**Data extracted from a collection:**
- - -
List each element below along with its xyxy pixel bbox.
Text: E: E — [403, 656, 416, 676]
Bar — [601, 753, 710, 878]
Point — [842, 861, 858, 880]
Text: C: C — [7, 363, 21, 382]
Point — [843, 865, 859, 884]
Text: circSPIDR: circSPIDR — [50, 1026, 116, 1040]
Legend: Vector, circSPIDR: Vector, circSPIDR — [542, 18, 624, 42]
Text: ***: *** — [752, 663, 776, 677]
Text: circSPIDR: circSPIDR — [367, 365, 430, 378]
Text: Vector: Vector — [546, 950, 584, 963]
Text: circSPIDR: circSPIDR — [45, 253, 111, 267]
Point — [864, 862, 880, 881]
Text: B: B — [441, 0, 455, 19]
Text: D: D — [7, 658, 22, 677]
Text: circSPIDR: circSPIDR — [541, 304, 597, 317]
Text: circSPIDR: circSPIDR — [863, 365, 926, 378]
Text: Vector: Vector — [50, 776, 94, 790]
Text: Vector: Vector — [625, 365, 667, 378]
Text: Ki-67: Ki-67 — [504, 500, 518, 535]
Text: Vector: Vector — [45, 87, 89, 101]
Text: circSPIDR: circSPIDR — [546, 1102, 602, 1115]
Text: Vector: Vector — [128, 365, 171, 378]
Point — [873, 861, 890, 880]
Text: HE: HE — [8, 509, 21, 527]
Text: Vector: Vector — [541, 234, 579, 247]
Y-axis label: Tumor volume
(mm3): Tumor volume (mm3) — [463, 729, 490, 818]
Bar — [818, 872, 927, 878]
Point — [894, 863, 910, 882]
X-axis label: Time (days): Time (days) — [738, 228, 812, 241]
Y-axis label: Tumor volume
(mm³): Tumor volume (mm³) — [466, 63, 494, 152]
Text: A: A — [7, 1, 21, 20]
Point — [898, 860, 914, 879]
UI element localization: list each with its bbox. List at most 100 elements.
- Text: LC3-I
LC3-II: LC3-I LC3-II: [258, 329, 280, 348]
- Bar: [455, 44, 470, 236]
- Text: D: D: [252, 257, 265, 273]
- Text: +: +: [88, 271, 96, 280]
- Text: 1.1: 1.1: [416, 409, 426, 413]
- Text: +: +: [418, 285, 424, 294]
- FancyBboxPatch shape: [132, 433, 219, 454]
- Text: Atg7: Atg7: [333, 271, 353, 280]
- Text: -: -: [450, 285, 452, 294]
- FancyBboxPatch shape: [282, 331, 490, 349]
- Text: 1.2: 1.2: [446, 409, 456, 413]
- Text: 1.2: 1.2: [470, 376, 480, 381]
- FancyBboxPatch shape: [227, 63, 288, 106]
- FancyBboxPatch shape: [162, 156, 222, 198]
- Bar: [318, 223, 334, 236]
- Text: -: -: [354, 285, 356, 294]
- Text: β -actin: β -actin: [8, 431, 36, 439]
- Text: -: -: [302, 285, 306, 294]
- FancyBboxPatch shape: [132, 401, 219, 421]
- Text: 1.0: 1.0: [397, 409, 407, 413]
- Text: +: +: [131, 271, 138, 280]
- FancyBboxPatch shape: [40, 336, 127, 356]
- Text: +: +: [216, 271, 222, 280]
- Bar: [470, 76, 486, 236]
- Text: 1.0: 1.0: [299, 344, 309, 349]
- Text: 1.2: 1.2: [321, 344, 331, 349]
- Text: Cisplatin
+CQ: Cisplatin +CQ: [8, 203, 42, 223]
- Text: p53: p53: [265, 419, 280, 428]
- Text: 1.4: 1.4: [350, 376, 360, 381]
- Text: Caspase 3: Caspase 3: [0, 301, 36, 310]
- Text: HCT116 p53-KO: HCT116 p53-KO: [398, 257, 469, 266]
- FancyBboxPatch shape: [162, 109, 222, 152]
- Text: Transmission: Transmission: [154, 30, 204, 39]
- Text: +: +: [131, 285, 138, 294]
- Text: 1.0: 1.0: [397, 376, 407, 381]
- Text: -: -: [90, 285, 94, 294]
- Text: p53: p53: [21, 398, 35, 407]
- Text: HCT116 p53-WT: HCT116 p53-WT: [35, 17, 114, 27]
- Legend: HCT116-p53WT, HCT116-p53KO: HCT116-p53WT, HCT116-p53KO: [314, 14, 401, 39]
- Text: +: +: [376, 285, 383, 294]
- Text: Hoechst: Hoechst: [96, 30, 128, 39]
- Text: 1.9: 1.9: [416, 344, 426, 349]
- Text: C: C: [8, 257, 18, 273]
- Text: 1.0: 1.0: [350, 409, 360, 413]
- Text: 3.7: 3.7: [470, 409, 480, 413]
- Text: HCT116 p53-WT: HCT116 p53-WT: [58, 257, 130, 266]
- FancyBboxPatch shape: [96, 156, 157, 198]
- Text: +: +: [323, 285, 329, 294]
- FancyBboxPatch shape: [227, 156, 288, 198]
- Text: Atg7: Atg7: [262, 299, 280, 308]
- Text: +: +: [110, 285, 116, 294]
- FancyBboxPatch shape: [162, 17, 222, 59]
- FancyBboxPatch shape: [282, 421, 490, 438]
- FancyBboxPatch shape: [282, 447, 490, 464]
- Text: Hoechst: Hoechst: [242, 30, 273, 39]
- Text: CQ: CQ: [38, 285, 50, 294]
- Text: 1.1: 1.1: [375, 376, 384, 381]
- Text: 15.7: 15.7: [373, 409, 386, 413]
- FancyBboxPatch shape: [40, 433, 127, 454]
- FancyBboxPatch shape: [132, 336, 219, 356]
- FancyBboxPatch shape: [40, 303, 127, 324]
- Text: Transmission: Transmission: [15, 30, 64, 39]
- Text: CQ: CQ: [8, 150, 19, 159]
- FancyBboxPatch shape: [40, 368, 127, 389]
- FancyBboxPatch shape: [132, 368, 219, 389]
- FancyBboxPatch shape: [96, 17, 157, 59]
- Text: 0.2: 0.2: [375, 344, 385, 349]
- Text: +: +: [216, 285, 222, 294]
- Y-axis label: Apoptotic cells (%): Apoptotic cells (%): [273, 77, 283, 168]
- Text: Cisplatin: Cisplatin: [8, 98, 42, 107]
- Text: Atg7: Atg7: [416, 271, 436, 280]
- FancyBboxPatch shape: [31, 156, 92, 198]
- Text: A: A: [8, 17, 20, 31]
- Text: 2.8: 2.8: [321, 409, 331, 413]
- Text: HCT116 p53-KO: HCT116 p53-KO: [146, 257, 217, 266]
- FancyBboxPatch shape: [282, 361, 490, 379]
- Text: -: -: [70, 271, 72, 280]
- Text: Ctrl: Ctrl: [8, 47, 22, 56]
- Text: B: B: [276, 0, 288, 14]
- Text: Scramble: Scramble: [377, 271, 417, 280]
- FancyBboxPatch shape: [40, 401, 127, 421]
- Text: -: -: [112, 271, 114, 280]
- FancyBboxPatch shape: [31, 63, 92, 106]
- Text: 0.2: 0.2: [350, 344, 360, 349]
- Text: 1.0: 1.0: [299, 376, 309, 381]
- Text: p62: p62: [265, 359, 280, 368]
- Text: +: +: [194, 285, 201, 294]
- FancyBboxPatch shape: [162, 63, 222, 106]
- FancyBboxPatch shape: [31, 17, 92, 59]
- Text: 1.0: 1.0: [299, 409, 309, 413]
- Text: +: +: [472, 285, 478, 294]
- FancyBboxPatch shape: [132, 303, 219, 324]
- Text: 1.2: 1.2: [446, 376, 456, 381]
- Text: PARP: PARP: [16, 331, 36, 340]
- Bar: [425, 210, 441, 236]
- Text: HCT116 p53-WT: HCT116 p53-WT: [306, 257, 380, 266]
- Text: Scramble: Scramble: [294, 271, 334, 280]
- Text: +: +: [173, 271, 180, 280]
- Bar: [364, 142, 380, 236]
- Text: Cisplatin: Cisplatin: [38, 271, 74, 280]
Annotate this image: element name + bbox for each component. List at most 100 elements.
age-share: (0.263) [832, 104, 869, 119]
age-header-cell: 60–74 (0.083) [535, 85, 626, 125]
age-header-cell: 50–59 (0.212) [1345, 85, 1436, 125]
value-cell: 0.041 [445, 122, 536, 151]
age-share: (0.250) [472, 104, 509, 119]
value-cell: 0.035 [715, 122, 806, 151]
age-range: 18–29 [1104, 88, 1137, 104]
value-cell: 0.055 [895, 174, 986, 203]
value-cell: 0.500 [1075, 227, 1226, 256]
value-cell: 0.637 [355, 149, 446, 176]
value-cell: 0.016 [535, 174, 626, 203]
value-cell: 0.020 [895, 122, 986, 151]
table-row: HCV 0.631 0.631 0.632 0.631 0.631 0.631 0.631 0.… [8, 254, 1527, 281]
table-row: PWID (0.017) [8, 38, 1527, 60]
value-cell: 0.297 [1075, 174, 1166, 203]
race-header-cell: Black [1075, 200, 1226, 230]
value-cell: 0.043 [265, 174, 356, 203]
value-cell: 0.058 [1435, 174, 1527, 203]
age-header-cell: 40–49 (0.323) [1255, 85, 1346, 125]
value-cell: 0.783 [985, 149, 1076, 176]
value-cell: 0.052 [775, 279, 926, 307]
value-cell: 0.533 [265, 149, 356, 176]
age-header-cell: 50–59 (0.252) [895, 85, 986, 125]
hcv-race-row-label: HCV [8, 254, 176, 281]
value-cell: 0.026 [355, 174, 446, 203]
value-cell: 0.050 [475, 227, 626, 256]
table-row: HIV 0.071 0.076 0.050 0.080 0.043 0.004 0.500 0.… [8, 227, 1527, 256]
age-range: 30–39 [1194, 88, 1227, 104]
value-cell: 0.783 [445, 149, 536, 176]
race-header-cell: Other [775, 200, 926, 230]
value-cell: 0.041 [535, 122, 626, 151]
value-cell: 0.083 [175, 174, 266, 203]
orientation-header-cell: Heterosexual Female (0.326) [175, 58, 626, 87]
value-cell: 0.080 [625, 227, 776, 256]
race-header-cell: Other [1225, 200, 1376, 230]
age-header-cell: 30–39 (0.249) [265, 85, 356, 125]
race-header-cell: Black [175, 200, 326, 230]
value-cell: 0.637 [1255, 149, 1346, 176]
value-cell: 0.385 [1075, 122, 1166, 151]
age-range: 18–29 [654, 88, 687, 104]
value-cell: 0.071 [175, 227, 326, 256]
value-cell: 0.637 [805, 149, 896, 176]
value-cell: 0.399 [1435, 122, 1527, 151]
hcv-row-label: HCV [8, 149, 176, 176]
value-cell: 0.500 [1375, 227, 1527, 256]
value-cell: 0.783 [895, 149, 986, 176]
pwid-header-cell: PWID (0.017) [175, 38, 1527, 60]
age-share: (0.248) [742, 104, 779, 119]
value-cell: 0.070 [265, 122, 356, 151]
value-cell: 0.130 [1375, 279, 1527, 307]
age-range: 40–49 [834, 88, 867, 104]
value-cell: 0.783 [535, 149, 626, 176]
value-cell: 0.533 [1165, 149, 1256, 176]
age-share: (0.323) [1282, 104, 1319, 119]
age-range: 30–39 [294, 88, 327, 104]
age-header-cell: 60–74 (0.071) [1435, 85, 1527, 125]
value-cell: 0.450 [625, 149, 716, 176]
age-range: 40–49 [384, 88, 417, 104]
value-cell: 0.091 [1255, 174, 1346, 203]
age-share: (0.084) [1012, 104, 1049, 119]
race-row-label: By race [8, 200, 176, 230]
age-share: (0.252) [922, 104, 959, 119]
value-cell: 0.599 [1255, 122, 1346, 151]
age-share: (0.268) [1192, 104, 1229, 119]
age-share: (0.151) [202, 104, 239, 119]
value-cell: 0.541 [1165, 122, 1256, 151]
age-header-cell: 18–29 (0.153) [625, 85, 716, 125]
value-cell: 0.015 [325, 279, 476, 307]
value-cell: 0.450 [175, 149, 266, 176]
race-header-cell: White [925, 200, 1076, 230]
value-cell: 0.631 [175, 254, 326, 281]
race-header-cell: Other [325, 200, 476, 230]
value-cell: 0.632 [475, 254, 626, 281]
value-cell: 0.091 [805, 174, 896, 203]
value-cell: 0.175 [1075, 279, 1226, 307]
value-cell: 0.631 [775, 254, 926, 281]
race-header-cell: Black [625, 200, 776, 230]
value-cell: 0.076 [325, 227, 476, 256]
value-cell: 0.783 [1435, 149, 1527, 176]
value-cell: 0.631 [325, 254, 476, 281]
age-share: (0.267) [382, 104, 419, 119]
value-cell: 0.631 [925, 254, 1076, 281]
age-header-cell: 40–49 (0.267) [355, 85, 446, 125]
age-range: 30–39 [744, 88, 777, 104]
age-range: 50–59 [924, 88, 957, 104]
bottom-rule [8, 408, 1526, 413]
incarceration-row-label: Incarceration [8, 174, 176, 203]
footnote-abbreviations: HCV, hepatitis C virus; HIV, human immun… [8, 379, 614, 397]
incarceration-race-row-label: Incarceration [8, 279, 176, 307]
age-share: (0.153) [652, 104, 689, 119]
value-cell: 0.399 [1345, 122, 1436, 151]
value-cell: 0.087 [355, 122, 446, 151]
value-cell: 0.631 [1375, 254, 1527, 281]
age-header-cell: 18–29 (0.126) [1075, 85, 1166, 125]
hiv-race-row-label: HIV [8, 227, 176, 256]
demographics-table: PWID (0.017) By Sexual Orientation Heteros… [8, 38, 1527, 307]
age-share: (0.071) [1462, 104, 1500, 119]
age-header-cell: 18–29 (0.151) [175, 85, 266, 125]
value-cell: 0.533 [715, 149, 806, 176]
- - -
**Exercise description:** Each line of the entries holding the string "Tumor" should be found and copied.

**Response to this task:**
Y-axis label: Tumor volume
(mm3): Tumor volume (mm3) — [463, 729, 490, 818]
Y-axis label: Tumor volume
(mm³): Tumor volume (mm³) — [466, 63, 494, 152]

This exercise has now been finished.